-- Objective --
Determine which lines of the records include the word "scatter", and copy them.

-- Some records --
-*-
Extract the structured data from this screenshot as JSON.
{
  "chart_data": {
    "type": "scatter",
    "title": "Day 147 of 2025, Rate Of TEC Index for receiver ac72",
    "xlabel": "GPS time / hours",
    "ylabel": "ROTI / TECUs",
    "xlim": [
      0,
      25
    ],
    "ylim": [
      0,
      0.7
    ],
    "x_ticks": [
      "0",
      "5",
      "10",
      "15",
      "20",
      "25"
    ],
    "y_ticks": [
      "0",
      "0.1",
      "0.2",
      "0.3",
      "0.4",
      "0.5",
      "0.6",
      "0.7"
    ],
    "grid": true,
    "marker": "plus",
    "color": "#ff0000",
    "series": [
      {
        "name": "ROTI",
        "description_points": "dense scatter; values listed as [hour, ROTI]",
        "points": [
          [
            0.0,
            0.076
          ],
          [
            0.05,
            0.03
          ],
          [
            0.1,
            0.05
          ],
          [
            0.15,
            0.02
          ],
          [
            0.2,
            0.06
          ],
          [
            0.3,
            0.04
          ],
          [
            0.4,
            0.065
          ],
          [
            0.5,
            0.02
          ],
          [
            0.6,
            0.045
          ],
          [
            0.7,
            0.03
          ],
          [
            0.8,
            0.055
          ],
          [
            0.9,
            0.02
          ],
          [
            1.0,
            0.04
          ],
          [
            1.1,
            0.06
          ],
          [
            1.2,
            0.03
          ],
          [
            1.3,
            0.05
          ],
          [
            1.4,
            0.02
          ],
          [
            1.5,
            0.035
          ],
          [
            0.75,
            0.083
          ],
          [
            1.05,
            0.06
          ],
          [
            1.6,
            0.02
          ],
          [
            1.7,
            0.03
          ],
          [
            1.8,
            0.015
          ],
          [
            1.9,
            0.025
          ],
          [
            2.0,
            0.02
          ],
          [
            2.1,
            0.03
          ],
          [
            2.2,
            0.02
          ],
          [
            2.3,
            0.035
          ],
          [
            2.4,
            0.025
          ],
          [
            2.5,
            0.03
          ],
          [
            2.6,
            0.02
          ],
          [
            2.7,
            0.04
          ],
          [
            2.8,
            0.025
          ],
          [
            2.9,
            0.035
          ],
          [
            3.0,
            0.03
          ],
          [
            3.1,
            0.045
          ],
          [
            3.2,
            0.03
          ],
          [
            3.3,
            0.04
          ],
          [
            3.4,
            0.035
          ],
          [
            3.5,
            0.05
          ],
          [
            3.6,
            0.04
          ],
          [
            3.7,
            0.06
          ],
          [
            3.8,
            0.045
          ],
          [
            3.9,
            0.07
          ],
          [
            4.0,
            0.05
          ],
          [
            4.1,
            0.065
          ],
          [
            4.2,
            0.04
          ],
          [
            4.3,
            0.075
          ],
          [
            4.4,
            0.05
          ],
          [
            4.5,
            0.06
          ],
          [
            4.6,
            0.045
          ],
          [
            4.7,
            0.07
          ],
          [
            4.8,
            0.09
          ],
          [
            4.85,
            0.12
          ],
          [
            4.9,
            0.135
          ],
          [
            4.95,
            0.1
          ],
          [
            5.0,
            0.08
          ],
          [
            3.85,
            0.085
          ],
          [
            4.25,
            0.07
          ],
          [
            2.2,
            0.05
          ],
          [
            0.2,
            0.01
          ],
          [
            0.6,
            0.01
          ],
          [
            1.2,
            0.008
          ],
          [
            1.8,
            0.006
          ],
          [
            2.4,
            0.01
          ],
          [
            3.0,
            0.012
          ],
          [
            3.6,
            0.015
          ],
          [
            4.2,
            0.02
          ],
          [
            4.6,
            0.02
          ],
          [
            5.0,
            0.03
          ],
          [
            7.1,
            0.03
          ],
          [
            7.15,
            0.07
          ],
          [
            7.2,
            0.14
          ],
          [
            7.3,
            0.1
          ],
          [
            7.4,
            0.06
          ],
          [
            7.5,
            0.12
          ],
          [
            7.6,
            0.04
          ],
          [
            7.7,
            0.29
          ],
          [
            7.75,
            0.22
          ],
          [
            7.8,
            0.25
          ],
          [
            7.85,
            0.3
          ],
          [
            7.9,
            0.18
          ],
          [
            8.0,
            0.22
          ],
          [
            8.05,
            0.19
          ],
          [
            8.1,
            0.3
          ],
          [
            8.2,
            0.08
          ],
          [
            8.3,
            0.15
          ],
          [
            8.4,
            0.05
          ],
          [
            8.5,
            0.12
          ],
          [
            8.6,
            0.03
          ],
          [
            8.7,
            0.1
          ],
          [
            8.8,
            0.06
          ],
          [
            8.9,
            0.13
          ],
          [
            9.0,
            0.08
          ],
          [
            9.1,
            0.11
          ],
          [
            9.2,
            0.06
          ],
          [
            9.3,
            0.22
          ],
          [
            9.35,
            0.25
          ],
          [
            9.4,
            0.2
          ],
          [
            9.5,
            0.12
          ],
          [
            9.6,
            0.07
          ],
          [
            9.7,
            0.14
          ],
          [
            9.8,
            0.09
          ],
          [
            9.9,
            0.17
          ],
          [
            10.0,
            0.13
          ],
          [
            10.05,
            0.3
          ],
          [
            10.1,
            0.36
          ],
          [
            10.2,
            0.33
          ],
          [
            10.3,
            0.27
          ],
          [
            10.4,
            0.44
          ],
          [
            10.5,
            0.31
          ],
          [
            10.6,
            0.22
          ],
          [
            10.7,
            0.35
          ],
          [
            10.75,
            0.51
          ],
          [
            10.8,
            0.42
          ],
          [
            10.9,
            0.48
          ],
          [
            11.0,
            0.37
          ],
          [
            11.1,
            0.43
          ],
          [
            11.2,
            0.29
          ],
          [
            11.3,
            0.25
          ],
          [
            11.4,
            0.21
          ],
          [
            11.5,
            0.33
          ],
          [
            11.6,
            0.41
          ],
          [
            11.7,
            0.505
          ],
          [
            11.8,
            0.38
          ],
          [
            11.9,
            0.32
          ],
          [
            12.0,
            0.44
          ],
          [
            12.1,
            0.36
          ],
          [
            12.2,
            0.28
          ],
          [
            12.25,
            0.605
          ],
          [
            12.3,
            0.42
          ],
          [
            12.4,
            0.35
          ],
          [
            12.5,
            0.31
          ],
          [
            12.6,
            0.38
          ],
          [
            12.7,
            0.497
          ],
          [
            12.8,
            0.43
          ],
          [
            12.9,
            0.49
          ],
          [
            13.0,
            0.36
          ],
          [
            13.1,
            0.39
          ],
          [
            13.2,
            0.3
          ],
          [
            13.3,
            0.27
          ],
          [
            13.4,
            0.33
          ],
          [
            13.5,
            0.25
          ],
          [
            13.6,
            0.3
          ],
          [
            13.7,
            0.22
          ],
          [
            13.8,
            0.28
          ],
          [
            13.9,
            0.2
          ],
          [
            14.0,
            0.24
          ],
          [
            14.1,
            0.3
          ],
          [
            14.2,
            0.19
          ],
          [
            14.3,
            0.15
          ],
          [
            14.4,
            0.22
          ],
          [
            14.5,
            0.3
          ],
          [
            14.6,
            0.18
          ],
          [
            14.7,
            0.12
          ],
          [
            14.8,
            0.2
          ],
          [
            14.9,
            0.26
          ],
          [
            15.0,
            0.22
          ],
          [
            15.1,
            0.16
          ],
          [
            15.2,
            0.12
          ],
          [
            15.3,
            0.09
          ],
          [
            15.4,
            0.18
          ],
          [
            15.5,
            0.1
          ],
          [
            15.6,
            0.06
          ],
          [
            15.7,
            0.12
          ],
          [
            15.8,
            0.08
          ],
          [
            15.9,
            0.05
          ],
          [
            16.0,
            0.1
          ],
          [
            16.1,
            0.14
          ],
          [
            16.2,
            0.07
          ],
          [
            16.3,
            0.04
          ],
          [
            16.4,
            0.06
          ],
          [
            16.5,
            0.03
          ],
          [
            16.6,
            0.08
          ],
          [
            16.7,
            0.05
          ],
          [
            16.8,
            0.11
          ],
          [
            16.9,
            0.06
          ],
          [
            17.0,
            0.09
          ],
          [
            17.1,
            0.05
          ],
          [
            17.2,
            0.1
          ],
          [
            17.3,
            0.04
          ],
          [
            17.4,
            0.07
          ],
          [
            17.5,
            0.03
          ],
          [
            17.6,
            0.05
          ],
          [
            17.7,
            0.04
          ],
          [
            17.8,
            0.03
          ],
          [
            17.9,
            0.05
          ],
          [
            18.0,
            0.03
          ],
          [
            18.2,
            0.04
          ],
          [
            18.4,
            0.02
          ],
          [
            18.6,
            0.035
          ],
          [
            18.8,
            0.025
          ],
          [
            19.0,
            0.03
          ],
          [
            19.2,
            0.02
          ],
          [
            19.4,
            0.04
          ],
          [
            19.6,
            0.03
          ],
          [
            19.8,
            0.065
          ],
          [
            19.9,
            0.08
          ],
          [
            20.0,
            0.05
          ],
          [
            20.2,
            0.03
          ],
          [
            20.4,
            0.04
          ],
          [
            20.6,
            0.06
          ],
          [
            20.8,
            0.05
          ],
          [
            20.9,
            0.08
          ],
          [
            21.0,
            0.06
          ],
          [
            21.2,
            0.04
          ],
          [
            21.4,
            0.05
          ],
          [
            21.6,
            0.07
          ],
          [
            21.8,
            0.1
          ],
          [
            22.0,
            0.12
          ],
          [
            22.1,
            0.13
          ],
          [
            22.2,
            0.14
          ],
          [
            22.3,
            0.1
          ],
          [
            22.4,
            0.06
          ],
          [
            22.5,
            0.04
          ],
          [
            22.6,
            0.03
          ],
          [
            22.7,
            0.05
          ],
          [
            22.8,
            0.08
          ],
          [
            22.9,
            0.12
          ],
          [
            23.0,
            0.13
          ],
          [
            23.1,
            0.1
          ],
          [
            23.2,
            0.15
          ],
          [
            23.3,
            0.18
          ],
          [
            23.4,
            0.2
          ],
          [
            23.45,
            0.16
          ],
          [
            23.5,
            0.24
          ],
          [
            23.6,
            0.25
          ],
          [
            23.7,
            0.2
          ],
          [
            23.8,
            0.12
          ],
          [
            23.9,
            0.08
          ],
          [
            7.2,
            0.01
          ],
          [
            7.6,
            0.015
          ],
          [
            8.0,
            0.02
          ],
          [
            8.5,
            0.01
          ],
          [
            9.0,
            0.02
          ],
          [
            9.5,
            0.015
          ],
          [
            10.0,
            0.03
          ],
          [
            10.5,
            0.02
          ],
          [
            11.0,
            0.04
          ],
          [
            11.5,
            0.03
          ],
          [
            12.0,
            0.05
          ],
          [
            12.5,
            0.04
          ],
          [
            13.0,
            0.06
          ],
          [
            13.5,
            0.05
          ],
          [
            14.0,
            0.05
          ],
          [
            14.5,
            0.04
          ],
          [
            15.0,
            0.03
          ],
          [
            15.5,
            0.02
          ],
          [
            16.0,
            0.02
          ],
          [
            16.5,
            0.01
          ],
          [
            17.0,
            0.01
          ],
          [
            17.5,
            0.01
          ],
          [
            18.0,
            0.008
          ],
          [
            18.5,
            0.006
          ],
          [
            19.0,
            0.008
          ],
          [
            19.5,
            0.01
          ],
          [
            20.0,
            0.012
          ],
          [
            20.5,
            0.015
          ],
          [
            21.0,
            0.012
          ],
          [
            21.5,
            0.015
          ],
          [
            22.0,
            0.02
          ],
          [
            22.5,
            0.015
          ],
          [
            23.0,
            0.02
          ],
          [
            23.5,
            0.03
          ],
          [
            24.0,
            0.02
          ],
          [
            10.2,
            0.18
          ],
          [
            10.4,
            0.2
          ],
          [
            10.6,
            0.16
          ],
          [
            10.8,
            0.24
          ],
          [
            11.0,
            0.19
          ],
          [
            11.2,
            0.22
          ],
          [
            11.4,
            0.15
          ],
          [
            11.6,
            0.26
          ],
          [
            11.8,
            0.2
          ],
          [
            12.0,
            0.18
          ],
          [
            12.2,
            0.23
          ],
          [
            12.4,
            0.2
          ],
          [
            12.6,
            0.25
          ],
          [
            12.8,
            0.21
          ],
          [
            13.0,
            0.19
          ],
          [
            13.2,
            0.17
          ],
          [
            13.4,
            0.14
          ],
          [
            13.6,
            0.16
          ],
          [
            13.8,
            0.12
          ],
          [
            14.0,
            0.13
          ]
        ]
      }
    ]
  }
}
-*-
-- Written response --
    "type": "scatter",
        "description_points": "dense scatter; values listed as [hour, ROTI]",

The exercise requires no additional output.